▶ [PROBLEM DESCRIPTION]
Copy the listing below in full and skip every picture.

Collection entries
========================================================================
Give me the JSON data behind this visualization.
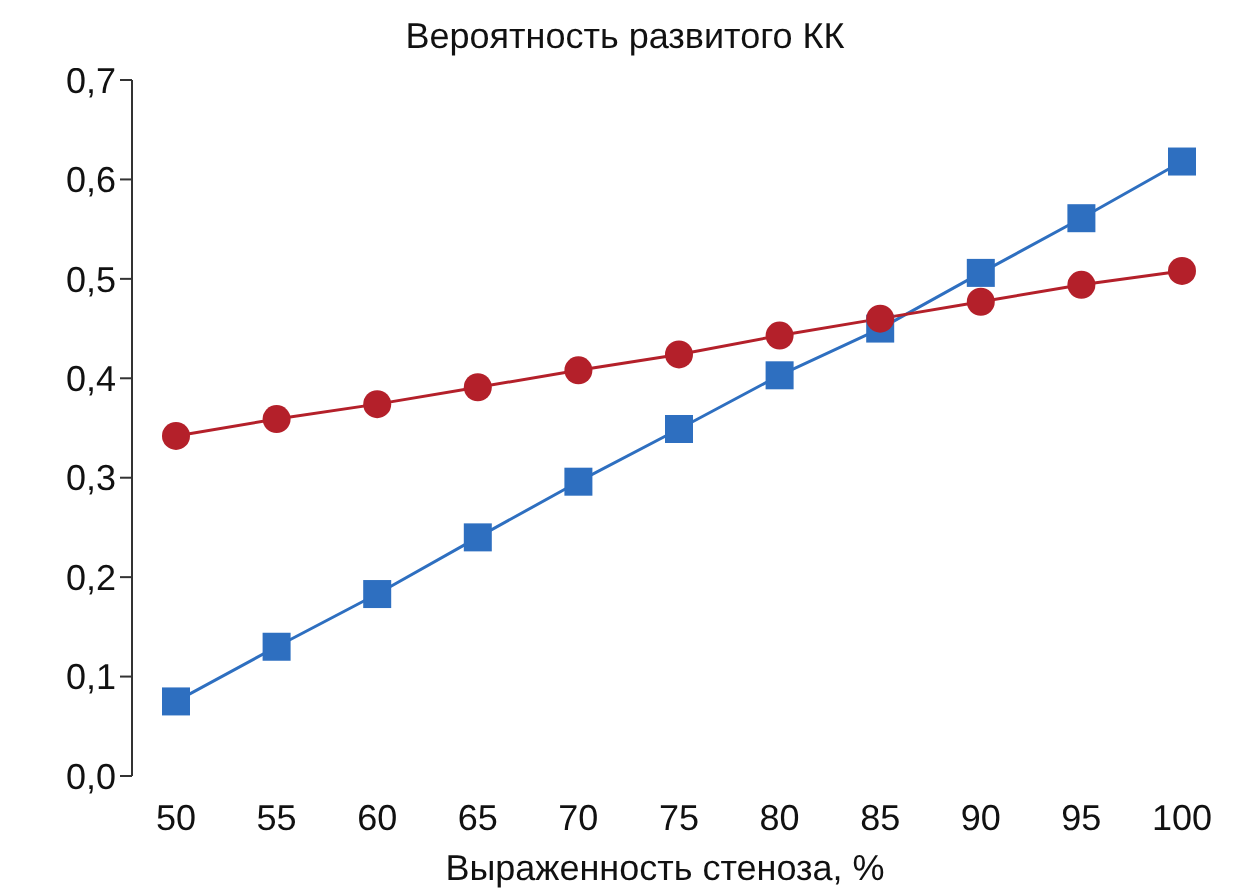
{
  "chart_data": {
    "type": "line",
    "title": "Вероятность развитого КК",
    "xlabel": "Выраженность стеноза, %",
    "categories": [
      "50",
      "55",
      "60",
      "65",
      "70",
      "75",
      "80",
      "85",
      "90",
      "95",
      "100"
    ],
    "series": [
      {
        "color": "#2e6fc0",
        "marker": "square",
        "values": [
          0.075,
          0.13,
          0.183,
          0.24,
          0.296,
          0.349,
          0.403,
          0.45,
          0.506,
          0.561,
          0.618
        ]
      },
      {
        "color": "#b4202a",
        "marker": "circle",
        "values": [
          0.342,
          0.359,
          0.374,
          0.391,
          0.408,
          0.424,
          0.443,
          0.46,
          0.477,
          0.494,
          0.508
        ]
      }
    ],
    "ylim": [
      0,
      0.7
    ],
    "yticks": [
      {
        "value": 0,
        "label": "0,0"
      },
      {
        "value": 0.1,
        "label": "0,1"
      },
      {
        "value": 0.2,
        "label": "0,2"
      },
      {
        "value": 0.3,
        "label": "0,3"
      },
      {
        "value": 0.4,
        "label": "0,4"
      },
      {
        "value": 0.5,
        "label": "0,5"
      },
      {
        "value": 0.6,
        "label": "0,6"
      },
      {
        "value": 0.7,
        "label": "0,7"
      }
    ],
    "grid": false,
    "legend": false
  }
}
========================================================================
▶ [COMPLETE OUTPUT]
Give me the JSON data behind this visualization.
{
  "chart_data": {
    "type": "line",
    "title": "Вероятность развитого КК",
    "xlabel": "Выраженность стеноза, %",
    "categories": [
      "50",
      "55",
      "60",
      "65",
      "70",
      "75",
      "80",
      "85",
      "90",
      "95",
      "100"
    ],
    "series": [
      {
        "color": "#2e6fc0",
        "marker": "square",
        "values": [
          0.075,
          0.13,
          0.183,
          0.24,
          0.296,
          0.349,
          0.403,
          0.45,
          0.506,
          0.561,
          0.618
        ]
      },
      {
        "color": "#b4202a",
        "marker": "circle",
        "values": [
          0.342,
          0.359,
          0.374,
          0.391,
          0.408,
          0.424,
          0.443,
          0.46,
          0.477,
          0.494,
          0.508
        ]
      }
    ],
    "ylim": [
      0,
      0.7
    ],
    "yticks": [
      {
        "value": 0,
        "label": "0,0"
      },
      {
        "value": 0.1,
        "label": "0,1"
      },
      {
        "value": 0.2,
        "label": "0,2"
      },
      {
        "value": 0.3,
        "label": "0,3"
      },
      {
        "value": 0.4,
        "label": "0,4"
      },
      {
        "value": 0.5,
        "label": "0,5"
      },
      {
        "value": 0.6,
        "label": "0,6"
      },
      {
        "value": 0.7,
        "label": "0,7"
      }
    ],
    "grid": false,
    "legend": false
  }
}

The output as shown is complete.